● INSTRUCTIONS FOR THE TASK
Copy out the lines from the first one through the line containing "y-tick-label: 0 bbox=[80, 310, 90, 326]", swapping "y-tick-label" for "vertical tick label" and leaving all else as it stands.

● Data taken from a collection
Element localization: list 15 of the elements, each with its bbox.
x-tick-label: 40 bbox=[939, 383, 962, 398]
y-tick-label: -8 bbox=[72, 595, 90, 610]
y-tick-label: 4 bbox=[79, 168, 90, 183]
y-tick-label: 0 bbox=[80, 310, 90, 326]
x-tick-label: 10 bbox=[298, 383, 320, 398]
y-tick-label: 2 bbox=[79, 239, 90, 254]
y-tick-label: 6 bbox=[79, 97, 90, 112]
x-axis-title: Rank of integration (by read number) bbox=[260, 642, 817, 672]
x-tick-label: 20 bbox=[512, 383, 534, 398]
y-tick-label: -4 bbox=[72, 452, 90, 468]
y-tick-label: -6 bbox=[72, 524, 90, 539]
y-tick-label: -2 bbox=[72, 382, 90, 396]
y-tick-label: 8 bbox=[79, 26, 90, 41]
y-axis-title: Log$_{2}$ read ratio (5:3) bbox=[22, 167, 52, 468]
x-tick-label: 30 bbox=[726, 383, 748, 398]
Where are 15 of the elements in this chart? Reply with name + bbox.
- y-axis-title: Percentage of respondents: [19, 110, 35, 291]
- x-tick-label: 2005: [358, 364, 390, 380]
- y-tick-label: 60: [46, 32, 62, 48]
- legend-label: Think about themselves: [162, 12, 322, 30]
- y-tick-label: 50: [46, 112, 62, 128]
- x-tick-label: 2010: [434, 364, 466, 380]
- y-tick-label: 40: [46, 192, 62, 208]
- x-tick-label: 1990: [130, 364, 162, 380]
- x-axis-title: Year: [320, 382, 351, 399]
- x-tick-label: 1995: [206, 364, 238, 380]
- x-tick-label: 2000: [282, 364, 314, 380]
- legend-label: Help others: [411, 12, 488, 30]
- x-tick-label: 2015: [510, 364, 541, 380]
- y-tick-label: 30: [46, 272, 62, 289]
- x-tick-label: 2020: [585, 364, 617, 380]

● TASK SOLUTION
Element localization: list 15 of the elements, each with its bbox.
x-tick-label: 40 bbox=[939, 383, 962, 398]
vertical tick label: -8 bbox=[72, 595, 90, 610]
vertical tick label: 4 bbox=[79, 168, 90, 183]
vertical tick label: 0 bbox=[80, 310, 90, 326]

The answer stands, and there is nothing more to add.